BEGIN LISTED RECORDS

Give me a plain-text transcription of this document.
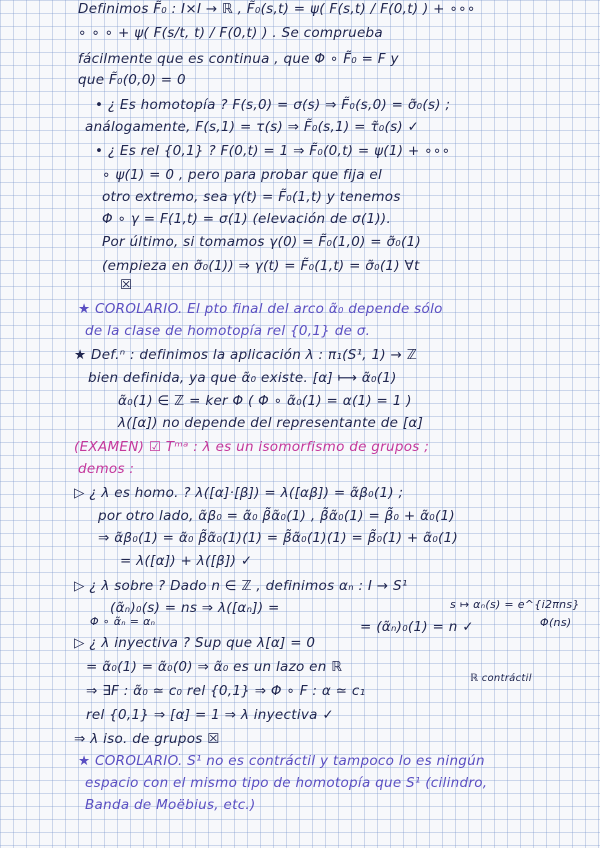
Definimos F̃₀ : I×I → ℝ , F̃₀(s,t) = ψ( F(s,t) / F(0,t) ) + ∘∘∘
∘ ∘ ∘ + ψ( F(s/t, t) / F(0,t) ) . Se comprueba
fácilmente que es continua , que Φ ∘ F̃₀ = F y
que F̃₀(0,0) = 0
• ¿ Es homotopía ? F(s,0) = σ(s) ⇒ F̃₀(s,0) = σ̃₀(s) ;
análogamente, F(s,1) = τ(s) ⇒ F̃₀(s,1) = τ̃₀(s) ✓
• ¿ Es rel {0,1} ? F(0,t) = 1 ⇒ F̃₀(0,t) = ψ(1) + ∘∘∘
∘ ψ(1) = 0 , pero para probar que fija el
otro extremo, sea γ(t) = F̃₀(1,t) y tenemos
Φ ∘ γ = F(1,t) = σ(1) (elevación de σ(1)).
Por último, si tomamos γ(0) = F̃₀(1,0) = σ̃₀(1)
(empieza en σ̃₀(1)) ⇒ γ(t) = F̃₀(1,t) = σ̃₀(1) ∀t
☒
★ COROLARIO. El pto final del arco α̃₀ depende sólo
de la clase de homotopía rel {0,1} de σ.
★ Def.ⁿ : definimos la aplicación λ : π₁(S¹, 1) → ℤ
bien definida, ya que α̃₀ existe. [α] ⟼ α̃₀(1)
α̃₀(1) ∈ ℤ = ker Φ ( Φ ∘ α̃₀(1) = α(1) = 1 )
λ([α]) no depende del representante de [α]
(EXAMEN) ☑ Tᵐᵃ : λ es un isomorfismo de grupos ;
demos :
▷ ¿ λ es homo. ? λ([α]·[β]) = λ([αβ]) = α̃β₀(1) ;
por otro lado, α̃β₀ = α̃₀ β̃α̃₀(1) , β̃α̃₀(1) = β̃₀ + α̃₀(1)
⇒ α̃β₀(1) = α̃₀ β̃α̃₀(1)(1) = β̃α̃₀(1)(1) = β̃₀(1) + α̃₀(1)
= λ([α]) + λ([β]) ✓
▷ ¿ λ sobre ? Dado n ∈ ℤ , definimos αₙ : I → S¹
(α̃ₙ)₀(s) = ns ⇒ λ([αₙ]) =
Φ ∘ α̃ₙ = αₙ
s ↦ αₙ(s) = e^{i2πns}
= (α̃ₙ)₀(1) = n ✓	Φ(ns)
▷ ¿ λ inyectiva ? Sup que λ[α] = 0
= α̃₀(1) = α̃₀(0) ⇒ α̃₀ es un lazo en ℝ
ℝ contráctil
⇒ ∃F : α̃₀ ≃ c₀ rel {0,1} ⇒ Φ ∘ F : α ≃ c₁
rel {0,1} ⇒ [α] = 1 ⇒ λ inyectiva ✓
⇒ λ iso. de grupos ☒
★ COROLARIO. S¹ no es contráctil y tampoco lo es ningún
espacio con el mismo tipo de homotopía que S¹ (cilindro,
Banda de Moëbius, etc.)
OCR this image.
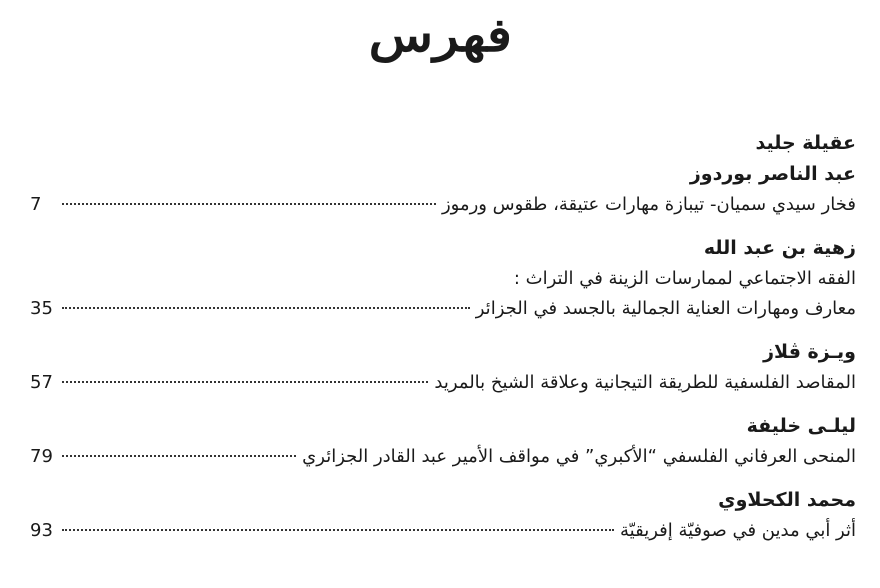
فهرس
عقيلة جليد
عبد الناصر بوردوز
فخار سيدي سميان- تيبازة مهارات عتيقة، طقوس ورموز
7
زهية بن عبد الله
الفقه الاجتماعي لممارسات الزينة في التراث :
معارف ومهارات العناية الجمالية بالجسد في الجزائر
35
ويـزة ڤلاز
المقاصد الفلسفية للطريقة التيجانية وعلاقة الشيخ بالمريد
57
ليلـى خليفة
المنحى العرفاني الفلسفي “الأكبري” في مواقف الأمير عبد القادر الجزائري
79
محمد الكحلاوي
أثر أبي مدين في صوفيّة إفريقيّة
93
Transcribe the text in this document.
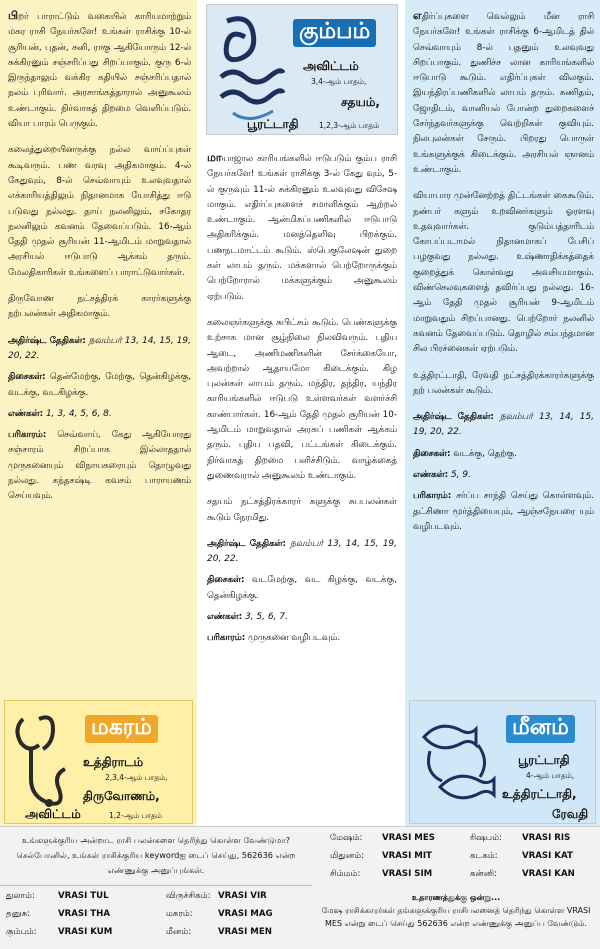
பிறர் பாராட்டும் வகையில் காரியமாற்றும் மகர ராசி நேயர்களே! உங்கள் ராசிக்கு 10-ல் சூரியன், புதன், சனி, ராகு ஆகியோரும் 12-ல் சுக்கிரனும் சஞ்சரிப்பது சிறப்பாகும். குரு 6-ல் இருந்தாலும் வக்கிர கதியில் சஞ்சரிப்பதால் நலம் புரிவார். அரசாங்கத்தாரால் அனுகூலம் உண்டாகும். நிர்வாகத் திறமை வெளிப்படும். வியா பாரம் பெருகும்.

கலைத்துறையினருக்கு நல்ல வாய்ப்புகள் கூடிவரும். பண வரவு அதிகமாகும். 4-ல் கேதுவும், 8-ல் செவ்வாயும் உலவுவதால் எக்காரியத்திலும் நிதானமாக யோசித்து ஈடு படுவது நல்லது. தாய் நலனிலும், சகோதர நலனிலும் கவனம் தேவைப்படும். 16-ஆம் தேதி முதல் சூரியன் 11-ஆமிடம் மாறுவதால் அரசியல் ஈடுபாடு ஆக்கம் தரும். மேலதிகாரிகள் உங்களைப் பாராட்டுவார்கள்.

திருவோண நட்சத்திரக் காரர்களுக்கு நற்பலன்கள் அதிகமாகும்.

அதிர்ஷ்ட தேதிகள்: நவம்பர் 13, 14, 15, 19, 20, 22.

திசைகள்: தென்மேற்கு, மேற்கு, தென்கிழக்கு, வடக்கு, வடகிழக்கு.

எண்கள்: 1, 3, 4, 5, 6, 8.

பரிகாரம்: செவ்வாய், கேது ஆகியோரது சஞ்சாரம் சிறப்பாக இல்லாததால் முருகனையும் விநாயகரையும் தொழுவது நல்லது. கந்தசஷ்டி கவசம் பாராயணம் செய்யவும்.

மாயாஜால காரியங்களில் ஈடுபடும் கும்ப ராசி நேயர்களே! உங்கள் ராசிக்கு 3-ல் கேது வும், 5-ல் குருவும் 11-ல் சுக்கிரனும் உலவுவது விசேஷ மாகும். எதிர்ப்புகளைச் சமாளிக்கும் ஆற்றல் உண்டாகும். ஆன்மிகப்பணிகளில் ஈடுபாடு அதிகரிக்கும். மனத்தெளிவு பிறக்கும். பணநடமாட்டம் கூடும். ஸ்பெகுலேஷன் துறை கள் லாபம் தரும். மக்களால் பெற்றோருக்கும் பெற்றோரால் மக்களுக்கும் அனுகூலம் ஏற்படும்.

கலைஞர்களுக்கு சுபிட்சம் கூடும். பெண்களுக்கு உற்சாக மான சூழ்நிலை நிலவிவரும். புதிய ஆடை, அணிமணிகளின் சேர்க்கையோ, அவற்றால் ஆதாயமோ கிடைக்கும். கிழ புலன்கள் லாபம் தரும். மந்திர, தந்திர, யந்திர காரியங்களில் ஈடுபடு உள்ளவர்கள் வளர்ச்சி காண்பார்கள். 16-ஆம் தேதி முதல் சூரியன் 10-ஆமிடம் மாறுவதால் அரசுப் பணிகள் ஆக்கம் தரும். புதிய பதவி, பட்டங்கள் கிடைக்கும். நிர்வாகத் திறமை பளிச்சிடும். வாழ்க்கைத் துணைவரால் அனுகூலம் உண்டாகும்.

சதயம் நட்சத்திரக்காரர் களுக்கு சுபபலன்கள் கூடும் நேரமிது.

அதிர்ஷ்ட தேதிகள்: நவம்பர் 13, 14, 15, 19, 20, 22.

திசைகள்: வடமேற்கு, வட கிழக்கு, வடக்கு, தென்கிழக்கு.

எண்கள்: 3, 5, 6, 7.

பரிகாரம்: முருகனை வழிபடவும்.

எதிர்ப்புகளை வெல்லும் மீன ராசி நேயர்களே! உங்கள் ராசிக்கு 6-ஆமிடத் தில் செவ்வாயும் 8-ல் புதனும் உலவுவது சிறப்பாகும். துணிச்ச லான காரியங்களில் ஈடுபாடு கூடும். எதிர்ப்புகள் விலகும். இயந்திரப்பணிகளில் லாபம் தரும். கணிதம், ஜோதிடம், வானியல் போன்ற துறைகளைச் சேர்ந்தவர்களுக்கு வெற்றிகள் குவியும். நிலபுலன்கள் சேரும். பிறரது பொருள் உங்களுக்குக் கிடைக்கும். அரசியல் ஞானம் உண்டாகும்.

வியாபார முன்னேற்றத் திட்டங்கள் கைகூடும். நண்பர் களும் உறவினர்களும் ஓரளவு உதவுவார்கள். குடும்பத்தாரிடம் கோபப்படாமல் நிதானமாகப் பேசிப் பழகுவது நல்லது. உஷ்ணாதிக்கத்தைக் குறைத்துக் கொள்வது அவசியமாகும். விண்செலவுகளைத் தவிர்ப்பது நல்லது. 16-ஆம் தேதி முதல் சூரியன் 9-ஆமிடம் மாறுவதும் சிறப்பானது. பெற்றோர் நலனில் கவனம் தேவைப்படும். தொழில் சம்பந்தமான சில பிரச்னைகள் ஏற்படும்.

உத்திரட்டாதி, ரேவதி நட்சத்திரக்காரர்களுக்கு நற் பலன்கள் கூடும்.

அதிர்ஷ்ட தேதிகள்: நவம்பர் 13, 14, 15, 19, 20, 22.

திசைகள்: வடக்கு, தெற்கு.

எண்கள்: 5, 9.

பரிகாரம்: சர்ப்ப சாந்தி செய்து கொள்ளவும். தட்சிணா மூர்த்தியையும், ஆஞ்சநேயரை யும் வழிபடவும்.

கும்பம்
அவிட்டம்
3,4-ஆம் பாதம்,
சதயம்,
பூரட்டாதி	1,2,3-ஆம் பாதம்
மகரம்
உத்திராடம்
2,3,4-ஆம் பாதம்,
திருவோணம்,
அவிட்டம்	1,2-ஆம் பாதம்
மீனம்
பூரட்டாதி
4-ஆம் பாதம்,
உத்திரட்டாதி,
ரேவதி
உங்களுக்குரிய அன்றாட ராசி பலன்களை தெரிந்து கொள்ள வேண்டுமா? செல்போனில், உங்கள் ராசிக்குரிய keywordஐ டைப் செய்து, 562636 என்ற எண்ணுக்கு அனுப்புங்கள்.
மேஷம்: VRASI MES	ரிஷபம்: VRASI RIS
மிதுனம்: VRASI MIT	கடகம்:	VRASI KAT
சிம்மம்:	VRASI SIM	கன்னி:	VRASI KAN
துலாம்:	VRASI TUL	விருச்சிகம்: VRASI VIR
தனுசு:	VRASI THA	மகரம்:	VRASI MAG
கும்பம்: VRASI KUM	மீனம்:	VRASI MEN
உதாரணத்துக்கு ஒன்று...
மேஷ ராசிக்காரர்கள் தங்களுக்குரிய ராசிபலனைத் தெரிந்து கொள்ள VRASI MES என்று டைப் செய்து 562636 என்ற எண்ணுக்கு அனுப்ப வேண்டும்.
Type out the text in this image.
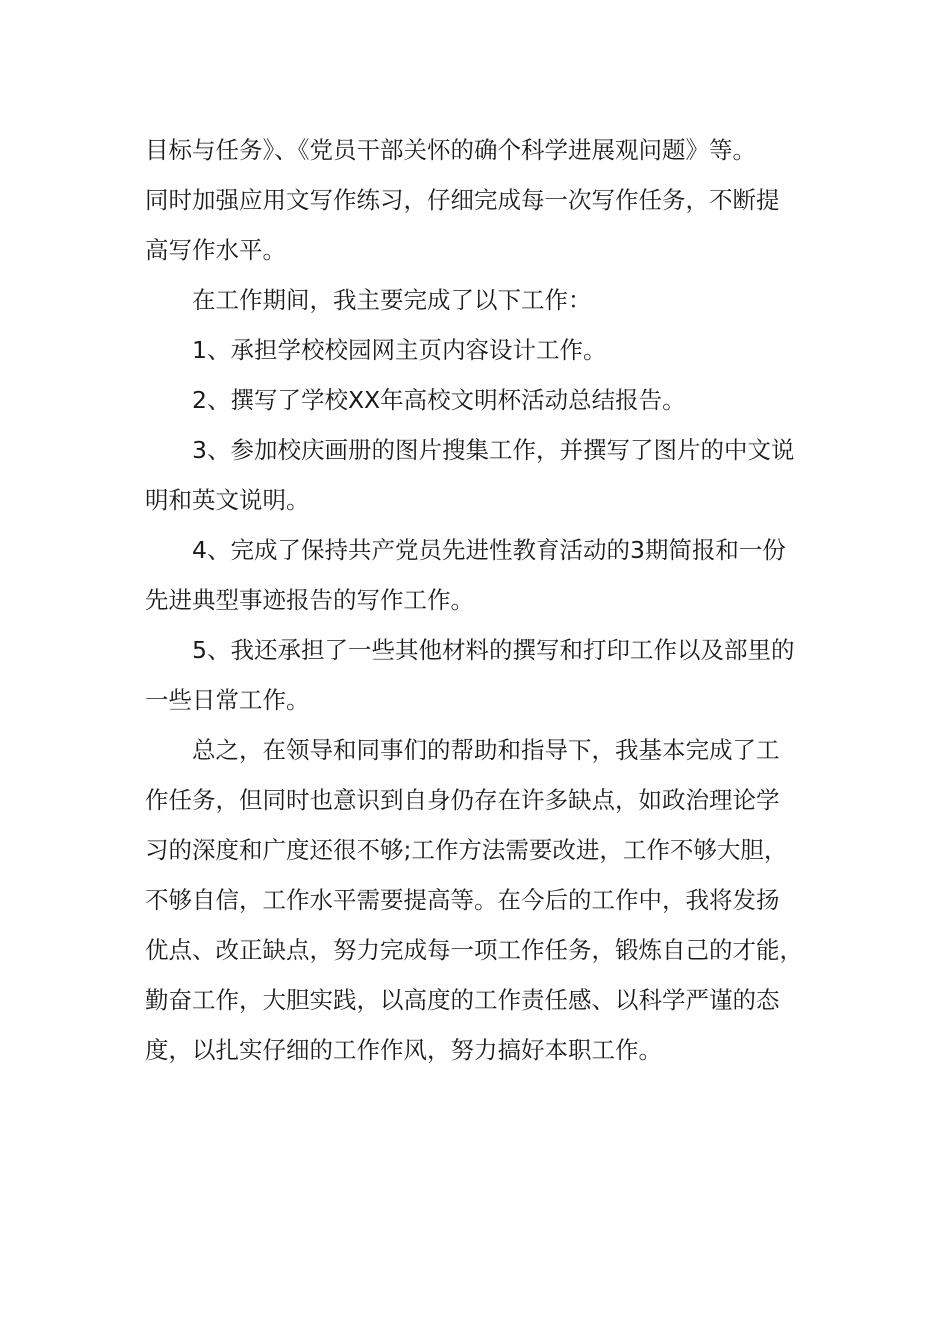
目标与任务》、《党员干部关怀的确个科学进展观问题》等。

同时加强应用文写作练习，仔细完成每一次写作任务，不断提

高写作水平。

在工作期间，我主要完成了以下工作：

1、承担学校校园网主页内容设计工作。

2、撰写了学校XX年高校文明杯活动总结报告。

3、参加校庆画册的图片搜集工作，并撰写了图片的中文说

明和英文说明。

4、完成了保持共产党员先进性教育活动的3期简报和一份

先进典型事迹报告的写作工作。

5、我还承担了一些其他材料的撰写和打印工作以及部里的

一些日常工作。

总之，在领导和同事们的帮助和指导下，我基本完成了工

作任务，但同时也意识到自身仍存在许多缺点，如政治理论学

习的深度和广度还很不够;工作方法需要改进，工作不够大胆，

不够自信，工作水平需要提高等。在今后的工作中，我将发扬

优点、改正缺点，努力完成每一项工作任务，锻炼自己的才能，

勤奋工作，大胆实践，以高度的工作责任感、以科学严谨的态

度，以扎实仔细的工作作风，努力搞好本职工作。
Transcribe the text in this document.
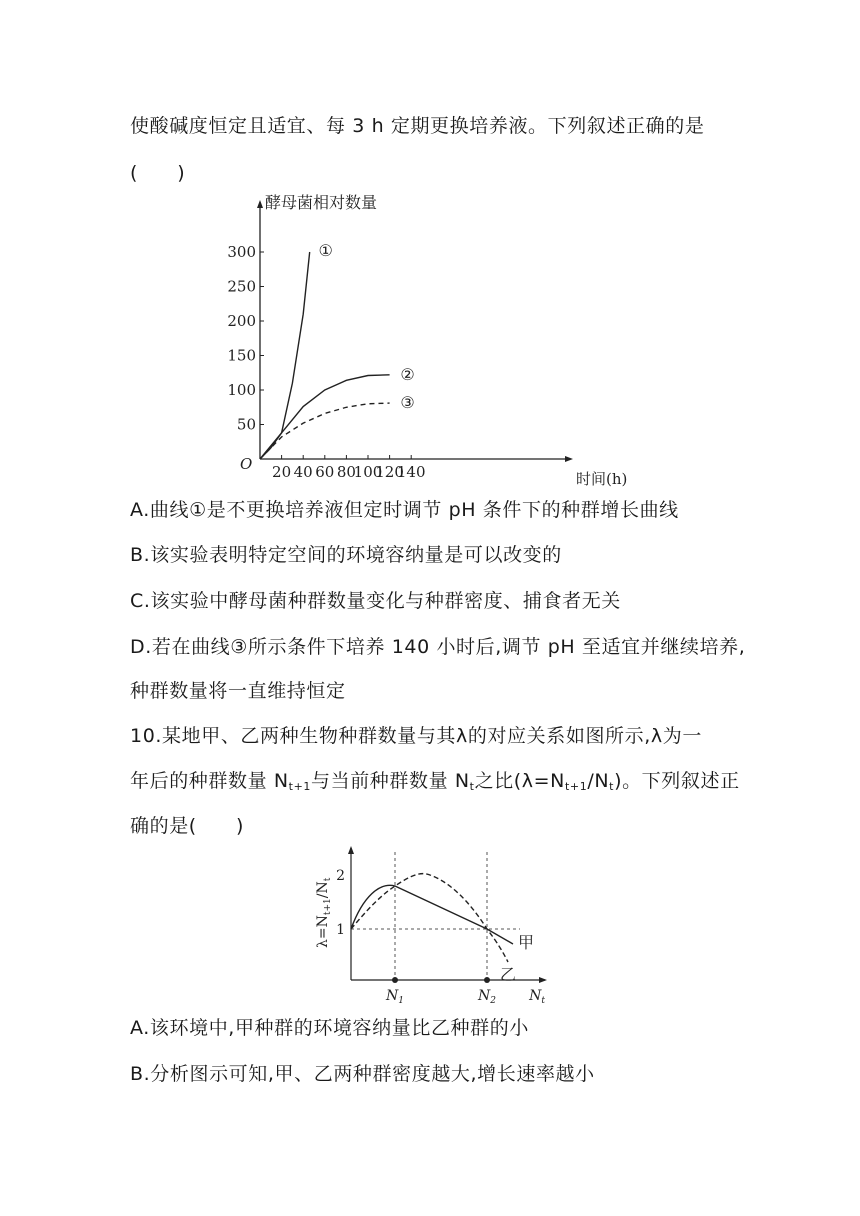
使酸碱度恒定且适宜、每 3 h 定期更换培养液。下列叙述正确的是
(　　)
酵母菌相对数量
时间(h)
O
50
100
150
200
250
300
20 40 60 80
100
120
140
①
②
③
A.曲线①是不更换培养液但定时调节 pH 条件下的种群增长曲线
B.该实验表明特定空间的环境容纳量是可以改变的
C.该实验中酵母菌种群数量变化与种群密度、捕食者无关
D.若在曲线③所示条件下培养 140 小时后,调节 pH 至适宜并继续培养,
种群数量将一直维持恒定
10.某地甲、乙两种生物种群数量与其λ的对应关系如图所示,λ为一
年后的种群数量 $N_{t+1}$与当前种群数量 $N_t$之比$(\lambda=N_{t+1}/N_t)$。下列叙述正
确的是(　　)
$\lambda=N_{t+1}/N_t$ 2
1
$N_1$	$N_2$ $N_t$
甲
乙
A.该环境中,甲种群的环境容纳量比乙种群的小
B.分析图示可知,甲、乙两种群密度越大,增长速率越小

END LISTED RECORDS

GIVEN REQUEST:
Reproduce each line from the records that contains the word "image".

SOLUTION TO THIS PROBLEM:
OCR this image.
Type out the text in this image.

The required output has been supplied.